What the task asks ▸ Which lines in the records below contain the word "Mike"? Copy each one out.

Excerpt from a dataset
......

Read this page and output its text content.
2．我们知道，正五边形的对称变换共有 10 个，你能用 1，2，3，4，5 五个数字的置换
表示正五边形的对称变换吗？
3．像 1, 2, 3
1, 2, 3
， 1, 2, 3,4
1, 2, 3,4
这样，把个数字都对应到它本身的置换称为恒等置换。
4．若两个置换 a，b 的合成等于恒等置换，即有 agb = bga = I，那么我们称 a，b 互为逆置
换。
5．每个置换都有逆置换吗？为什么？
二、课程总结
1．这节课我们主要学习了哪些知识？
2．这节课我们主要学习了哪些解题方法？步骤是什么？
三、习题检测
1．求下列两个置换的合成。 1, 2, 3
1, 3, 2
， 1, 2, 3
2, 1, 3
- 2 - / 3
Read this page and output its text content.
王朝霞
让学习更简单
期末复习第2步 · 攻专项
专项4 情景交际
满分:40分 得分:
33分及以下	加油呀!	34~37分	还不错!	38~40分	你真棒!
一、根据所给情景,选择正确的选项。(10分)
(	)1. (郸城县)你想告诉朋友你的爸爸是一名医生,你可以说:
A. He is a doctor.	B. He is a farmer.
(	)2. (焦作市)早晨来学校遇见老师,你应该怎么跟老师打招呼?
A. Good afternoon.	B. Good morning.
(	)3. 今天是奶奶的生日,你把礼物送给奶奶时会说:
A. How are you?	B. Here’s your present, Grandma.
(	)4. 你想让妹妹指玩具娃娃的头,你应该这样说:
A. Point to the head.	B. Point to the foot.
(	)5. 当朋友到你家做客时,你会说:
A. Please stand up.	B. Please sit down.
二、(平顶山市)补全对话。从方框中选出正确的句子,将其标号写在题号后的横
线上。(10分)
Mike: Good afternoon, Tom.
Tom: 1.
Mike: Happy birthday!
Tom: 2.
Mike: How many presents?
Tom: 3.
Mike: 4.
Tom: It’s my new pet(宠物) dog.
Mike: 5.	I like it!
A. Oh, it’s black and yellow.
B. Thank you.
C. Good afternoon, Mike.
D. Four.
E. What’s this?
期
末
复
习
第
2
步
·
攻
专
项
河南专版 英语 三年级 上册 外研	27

......

Solution for this task ▸
Mike: Good afternoon, Tom.
Mike: Happy birthday!
Mike: How many presents?
Mike: 4.
Mike: 5.	I like it!
C. Good afternoon, Mike.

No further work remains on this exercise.